Problem statement
Give back each entry unchanged, minus pictures.

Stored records
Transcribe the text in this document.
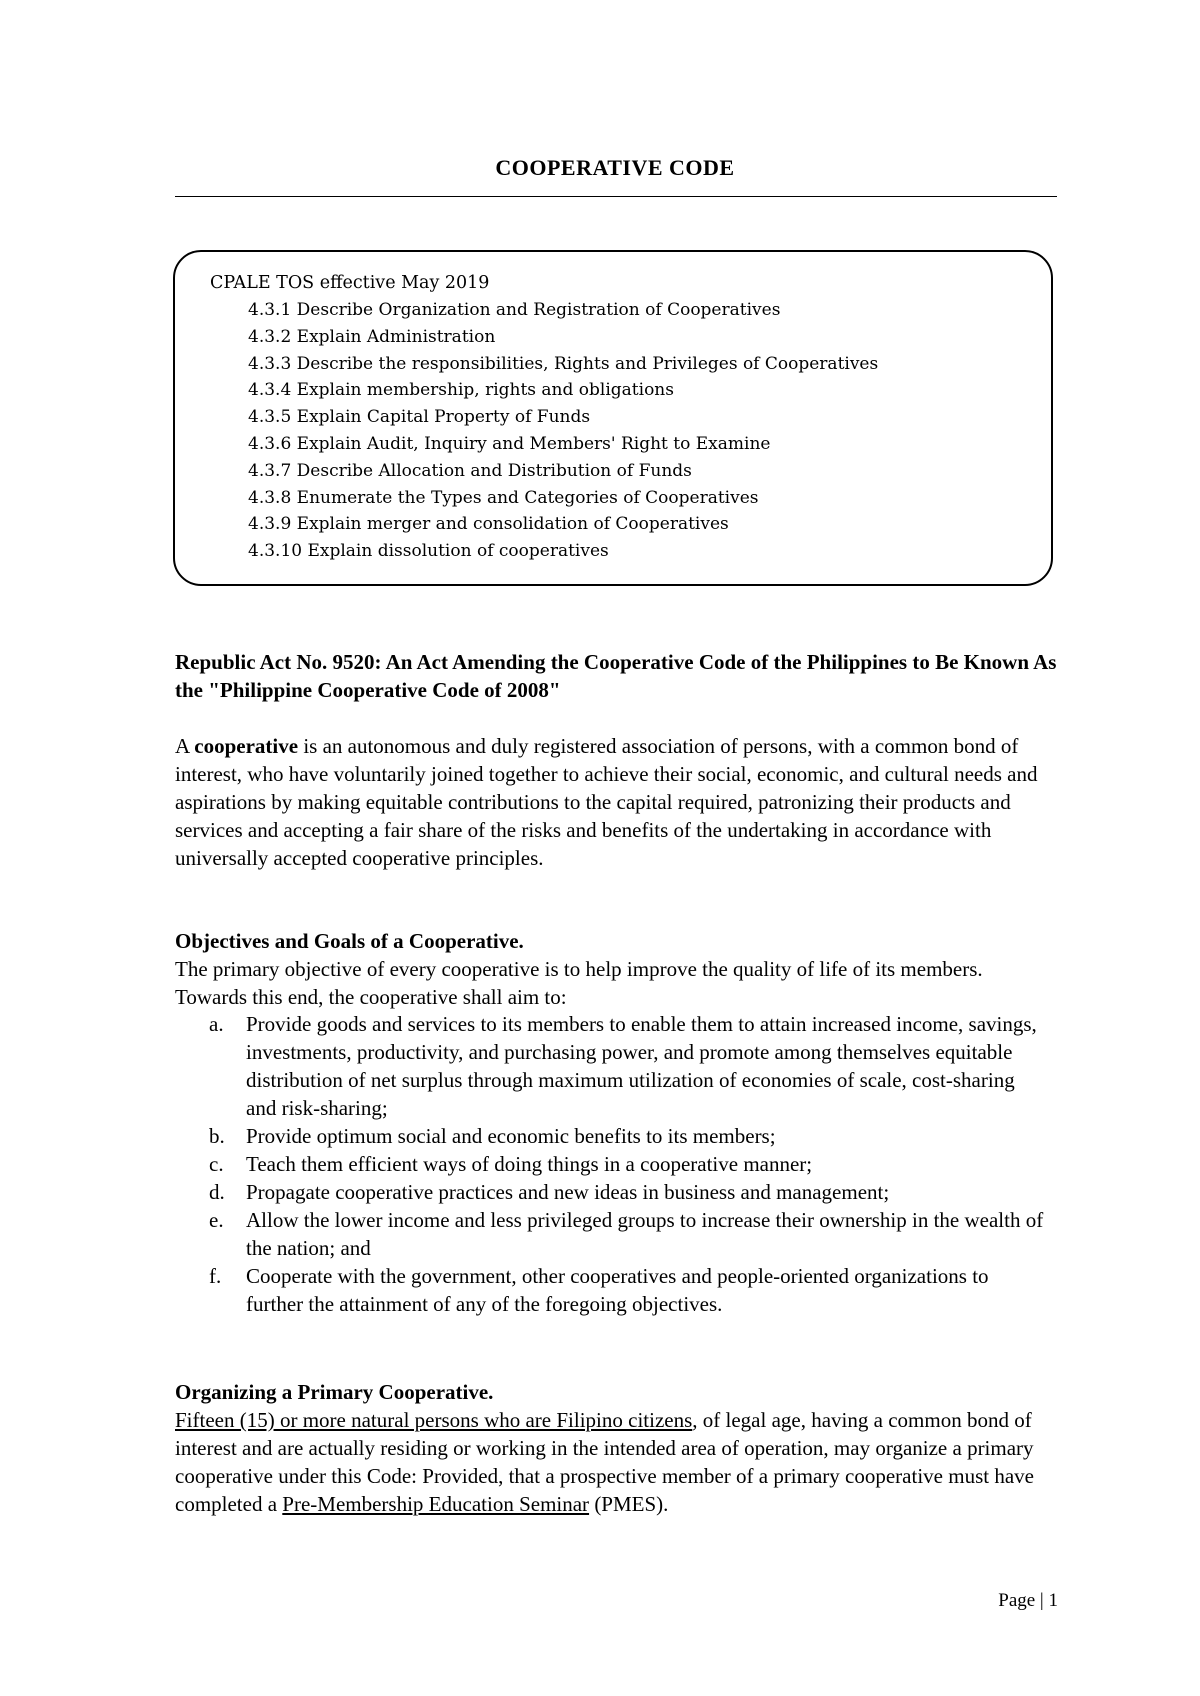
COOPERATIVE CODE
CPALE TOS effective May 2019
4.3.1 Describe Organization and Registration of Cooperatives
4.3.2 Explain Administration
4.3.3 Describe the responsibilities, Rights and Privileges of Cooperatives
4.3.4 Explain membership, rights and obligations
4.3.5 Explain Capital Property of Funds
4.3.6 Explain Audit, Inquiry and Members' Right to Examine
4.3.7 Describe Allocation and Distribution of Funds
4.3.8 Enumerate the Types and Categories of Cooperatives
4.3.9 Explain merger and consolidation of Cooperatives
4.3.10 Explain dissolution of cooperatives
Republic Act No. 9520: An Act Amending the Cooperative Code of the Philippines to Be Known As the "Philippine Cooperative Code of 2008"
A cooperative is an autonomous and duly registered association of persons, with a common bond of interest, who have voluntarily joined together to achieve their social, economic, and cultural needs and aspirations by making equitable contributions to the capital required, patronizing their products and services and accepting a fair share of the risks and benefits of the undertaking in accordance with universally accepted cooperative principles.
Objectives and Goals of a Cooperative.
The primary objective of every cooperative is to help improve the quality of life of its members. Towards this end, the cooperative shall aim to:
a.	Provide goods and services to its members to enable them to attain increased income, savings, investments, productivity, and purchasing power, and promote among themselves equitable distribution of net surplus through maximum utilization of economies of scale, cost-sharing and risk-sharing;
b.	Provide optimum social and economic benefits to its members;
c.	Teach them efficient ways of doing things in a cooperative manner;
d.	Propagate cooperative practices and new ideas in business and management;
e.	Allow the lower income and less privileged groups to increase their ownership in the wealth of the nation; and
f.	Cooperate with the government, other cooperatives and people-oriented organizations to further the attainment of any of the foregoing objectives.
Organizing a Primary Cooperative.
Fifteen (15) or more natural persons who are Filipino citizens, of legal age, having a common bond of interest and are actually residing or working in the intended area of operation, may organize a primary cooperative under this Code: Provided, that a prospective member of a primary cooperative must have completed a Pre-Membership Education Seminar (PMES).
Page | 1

Answer for the task
Transcribe the text in this document.
COOPERATIVE CODE
CPALE TOS effective May 2019
4.3.1 Describe Organization and Registration of Cooperatives
4.3.2 Explain Administration
4.3.3 Describe the responsibilities, Rights and Privileges of Cooperatives
4.3.4 Explain membership, rights and obligations
4.3.5 Explain Capital Property of Funds
4.3.6 Explain Audit, Inquiry and Members' Right to Examine
4.3.7 Describe Allocation and Distribution of Funds
4.3.8 Enumerate the Types and Categories of Cooperatives
4.3.9 Explain merger and consolidation of Cooperatives
4.3.10 Explain dissolution of cooperatives
Republic Act No. 9520: An Act Amending the Cooperative Code of the Philippines to Be Known As the "Philippine Cooperative Code of 2008"
A cooperative is an autonomous and duly registered association of persons, with a common bond of interest, who have voluntarily joined together to achieve their social, economic, and cultural needs and aspirations by making equitable contributions to the capital required, patronizing their products and services and accepting a fair share of the risks and benefits of the undertaking in accordance with universally accepted cooperative principles.
Objectives and Goals of a Cooperative.
The primary objective of every cooperative is to help improve the quality of life of its members. Towards this end, the cooperative shall aim to:
a.	Provide goods and services to its members to enable them to attain increased income, savings, investments, productivity, and purchasing power, and promote among themselves equitable distribution of net surplus through maximum utilization of economies of scale, cost-sharing and risk-sharing;
b.	Provide optimum social and economic benefits to its members;
c.	Teach them efficient ways of doing things in a cooperative manner;
d.	Propagate cooperative practices and new ideas in business and management;
e.	Allow the lower income and less privileged groups to increase their ownership in the wealth of the nation; and
f.	Cooperate with the government, other cooperatives and people-oriented organizations to further the attainment of any of the foregoing objectives.
Organizing a Primary Cooperative.
Fifteen (15) or more natural persons who are Filipino citizens, of legal age, having a common bond of interest and are actually residing or working in the intended area of operation, may organize a primary cooperative under this Code: Provided, that a prospective member of a primary cooperative must have completed a Pre-Membership Education Seminar (PMES).
Page | 1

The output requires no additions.